* PROBLEM TO SOLVE *
Each entry must be reproduced precisely as it stands.

[Collected data]
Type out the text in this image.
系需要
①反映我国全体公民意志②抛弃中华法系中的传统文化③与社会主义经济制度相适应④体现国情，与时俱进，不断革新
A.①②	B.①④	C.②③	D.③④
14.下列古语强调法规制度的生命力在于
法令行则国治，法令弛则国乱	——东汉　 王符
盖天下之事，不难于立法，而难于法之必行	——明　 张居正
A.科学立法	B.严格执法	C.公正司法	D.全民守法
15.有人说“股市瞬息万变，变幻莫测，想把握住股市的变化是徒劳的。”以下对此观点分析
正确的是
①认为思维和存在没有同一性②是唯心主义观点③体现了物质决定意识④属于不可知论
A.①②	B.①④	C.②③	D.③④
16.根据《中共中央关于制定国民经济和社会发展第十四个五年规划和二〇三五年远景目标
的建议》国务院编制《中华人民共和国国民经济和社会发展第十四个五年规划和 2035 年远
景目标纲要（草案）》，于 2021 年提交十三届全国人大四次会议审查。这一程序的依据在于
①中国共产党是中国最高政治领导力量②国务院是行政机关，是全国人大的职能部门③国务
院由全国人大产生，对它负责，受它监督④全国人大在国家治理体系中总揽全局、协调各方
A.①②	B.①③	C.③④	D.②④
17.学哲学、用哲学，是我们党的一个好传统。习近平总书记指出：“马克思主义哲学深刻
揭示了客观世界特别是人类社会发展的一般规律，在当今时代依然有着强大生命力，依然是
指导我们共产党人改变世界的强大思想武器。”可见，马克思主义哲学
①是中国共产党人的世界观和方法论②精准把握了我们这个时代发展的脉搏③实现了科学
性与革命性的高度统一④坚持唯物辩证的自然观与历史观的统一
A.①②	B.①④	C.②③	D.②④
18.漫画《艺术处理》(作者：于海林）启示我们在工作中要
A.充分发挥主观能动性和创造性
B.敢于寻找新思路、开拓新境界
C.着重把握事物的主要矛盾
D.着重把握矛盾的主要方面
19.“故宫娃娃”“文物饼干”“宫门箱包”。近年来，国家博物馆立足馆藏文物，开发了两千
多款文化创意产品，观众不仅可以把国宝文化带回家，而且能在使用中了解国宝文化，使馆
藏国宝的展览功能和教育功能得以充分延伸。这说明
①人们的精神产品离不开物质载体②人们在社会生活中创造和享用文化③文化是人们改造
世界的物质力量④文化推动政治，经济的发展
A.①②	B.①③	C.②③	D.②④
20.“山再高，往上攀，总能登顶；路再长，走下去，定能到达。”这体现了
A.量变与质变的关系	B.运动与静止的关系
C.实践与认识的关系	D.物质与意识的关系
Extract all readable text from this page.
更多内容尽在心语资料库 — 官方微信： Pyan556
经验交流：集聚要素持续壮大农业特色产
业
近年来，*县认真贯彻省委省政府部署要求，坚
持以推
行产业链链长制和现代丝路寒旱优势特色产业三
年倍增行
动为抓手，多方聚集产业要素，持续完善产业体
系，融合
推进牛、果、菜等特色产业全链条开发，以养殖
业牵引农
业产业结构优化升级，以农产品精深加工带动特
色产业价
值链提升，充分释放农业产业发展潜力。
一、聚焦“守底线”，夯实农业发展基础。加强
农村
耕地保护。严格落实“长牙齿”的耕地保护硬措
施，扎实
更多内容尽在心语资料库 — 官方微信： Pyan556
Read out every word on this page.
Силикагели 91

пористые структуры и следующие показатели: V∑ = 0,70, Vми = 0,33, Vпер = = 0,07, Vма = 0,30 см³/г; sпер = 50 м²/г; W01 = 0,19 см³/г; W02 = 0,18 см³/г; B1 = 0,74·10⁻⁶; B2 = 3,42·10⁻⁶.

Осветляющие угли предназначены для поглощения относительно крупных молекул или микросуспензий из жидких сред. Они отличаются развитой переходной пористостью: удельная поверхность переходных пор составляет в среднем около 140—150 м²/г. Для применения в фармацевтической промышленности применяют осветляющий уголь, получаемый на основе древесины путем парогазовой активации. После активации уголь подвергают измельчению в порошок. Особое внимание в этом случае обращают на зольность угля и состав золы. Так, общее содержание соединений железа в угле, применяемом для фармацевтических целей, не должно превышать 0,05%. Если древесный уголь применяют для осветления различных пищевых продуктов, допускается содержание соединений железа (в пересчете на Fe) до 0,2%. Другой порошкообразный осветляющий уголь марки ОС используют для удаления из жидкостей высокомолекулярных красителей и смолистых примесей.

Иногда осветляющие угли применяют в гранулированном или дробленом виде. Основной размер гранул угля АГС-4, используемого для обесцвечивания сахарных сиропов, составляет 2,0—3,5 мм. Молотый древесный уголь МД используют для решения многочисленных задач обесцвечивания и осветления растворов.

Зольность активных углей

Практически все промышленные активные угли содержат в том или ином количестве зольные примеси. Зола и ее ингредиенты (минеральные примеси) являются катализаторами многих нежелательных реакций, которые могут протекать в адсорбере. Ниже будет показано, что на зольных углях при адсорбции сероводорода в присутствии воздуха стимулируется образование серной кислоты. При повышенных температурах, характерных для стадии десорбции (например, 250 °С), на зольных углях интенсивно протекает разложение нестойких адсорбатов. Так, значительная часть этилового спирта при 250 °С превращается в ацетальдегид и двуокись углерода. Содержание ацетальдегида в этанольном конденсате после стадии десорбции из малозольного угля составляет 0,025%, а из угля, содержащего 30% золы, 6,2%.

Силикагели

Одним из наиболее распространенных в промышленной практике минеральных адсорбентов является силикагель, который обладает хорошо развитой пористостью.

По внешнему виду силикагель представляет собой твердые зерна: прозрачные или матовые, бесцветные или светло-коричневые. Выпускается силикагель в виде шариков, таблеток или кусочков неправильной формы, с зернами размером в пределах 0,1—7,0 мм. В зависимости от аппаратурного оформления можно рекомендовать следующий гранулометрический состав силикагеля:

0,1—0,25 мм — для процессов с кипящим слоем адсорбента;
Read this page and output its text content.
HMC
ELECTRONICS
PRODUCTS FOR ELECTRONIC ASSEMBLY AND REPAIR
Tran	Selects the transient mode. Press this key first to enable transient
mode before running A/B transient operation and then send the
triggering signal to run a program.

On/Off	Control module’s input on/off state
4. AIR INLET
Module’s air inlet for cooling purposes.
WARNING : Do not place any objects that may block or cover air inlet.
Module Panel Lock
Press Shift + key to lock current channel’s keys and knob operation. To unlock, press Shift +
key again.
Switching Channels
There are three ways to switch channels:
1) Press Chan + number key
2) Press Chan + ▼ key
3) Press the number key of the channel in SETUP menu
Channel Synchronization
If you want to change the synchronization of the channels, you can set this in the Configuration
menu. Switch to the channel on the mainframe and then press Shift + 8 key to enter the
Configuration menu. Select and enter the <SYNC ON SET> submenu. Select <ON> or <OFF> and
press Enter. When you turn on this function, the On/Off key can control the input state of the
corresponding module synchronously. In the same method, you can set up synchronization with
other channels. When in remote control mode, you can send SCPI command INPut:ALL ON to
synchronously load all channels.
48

* RESPONSE TO THIS TASK *
Type out the text in this image.
系需要
①反映我国全体公民意志②抛弃中华法系中的传统文化③与社会主义经济制度相适应④体现国情，与时俱进，不断革新
A.①②	B.①④	C.②③	D.③④
14.下列古语强调法规制度的生命力在于
法令行则国治，法令弛则国乱	——东汉　 王符
盖天下之事，不难于立法，而难于法之必行	——明　 张居正
A.科学立法	B.严格执法	C.公正司法	D.全民守法
15.有人说“股市瞬息万变，变幻莫测，想把握住股市的变化是徒劳的。”以下对此观点分析
正确的是
①认为思维和存在没有同一性②是唯心主义观点③体现了物质决定意识④属于不可知论
A.①②	B.①④	C.②③	D.③④
16.根据《中共中央关于制定国民经济和社会发展第十四个五年规划和二〇三五年远景目标
的建议》国务院编制《中华人民共和国国民经济和社会发展第十四个五年规划和 2035 年远
景目标纲要（草案）》，于 2021 年提交十三届全国人大四次会议审查。这一程序的依据在于
①中国共产党是中国最高政治领导力量②国务院是行政机关，是全国人大的职能部门③国务
院由全国人大产生，对它负责，受它监督④全国人大在国家治理体系中总揽全局、协调各方
A.①②	B.①③	C.③④	D.②④
17.学哲学、用哲学，是我们党的一个好传统。习近平总书记指出：“马克思主义哲学深刻
揭示了客观世界特别是人类社会发展的一般规律，在当今时代依然有着强大生命力，依然是
指导我们共产党人改变世界的强大思想武器。”可见，马克思主义哲学
①是中国共产党人的世界观和方法论②精准把握了我们这个时代发展的脉搏③实现了科学
性与革命性的高度统一④坚持唯物辩证的自然观与历史观的统一
A.①②	B.①④	C.②③	D.②④
18.漫画《艺术处理》(作者：于海林）启示我们在工作中要
A.充分发挥主观能动性和创造性
B.敢于寻找新思路、开拓新境界
C.着重把握事物的主要矛盾
D.着重把握矛盾的主要方面
19.“故宫娃娃”“文物饼干”“宫门箱包”。近年来，国家博物馆立足馆藏文物，开发了两千
多款文化创意产品，观众不仅可以把国宝文化带回家，而且能在使用中了解国宝文化，使馆
藏国宝的展览功能和教育功能得以充分延伸。这说明
①人们的精神产品离不开物质载体②人们在社会生活中创造和享用文化③文化是人们改造
世界的物质力量④文化推动政治，经济的发展
A.①②	B.①③	C.②③	D.②④
20.“山再高，往上攀，总能登顶；路再长，走下去，定能到达。”这体现了
A.量变与质变的关系	B.运动与静止的关系
C.实践与认识的关系	D.物质与意识的关系
Extract all readable text from this page.
更多内容尽在心语资料库 — 官方微信： Pyan556
经验交流：集聚要素持续壮大农业特色产
业
近年来，*县认真贯彻省委省政府部署要求，坚
持以推
行产业链链长制和现代丝路寒旱优势特色产业三
年倍增行
动为抓手，多方聚集产业要素，持续完善产业体
系，融合
推进牛、果、菜等特色产业全链条开发，以养殖
业牵引农
业产业结构优化升级，以农产品精深加工带动特
色产业价
值链提升，充分释放农业产业发展潜力。
一、聚焦“守底线”，夯实农业发展基础。加强
农村
耕地保护。严格落实“长牙齿”的耕地保护硬措
施，扎实
更多内容尽在心语资料库 — 官方微信： Pyan556
Read out every word on this page.
Силикагели 91

пористые структуры и следующие показатели: V∑ = 0,70, Vми = 0,33, Vпер = = 0,07, Vма = 0,30 см³/г; sпер = 50 м²/г; W01 = 0,19 см³/г; W02 = 0,18 см³/г; B1 = 0,74·10⁻⁶; B2 = 3,42·10⁻⁶.

Осветляющие угли предназначены для поглощения относительно крупных молекул или микросуспензий из жидких сред. Они отличаются развитой переходной пористостью: удельная поверхность переходных пор составляет в среднем около 140—150 м²/г. Для применения в фармацевтической промышленности применяют осветляющий уголь, получаемый на основе древесины путем парогазовой активации. После активации уголь подвергают измельчению в порошок. Особое внимание в этом случае обращают на зольность угля и состав золы. Так, общее содержание соединений железа в угле, применяемом для фармацевтических целей, не должно превышать 0,05%. Если древесный уголь применяют для осветления различных пищевых продуктов, допускается содержание соединений железа (в пересчете на Fe) до 0,2%. Другой порошкообразный осветляющий уголь марки ОС используют для удаления из жидкостей высокомолекулярных красителей и смолистых примесей.

Иногда осветляющие угли применяют в гранулированном или дробленом виде. Основной размер гранул угля АГС-4, используемого для обесцвечивания сахарных сиропов, составляет 2,0—3,5 мм. Молотый древесный уголь МД используют для решения многочисленных задач обесцвечивания и осветления растворов.

Зольность активных углей

Практически все промышленные активные угли содержат в том или ином количестве зольные примеси. Зола и ее ингредиенты (минеральные примеси) являются катализаторами многих нежелательных реакций, которые могут протекать в адсорбере. Ниже будет показано, что на зольных углях при адсорбции сероводорода в присутствии воздуха стимулируется образование серной кислоты. При повышенных температурах, характерных для стадии десорбции (например, 250 °С), на зольных углях интенсивно протекает разложение нестойких адсорбатов. Так, значительная часть этилового спирта при 250 °С превращается в ацетальдегид и двуокись углерода. Содержание ацетальдегида в этанольном конденсате после стадии десорбции из малозольного угля составляет 0,025%, а из угля, содержащего 30% золы, 6,2%.

Силикагели

Одним из наиболее распространенных в промышленной практике минеральных адсорбентов является силикагель, который обладает хорошо развитой пористостью.

По внешнему виду силикагель представляет собой твердые зерна: прозрачные или матовые, бесцветные или светло-коричневые. Выпускается силикагель в виде шариков, таблеток или кусочков неправильной формы, с зернами размером в пределах 0,1—7,0 мм. В зависимости от аппаратурного оформления можно рекомендовать следующий гранулометрический состав силикагеля:

0,1—0,25 мм — для процессов с кипящим слоем адсорбента;
Read this page and output its text content.
HMC
ELECTRONICS
PRODUCTS FOR ELECTRONIC ASSEMBLY AND REPAIR
Tran	Selects the transient mode. Press this key first to enable transient
mode before running A/B transient operation and then send the
triggering signal to run a program.

On/Off	Control module’s input on/off state
4. AIR INLET
Module’s air inlet for cooling purposes.
WARNING : Do not place any objects that may block or cover air inlet.
Module Panel Lock
Press Shift + key to lock current channel’s keys and knob operation. To unlock, press Shift +
key again.
Switching Channels
There are three ways to switch channels:
1) Press Chan + number key
2) Press Chan + ▼ key
3) Press the number key of the channel in SETUP menu
Channel Synchronization
If you want to change the synchronization of the channels, you can set this in the Configuration
menu. Switch to the channel on the mainframe and then press Shift + 8 key to enter the
Configuration menu. Select and enter the <SYNC ON SET> submenu. Select <ON> or <OFF> and
press Enter. When you turn on this function, the On/Off key can control the input state of the
corresponding module synchronously. In the same method, you can set up synchronization with
other channels. When in remote control mode, you can send SCPI command INPut:ALL ON to
synchronously load all channels.
48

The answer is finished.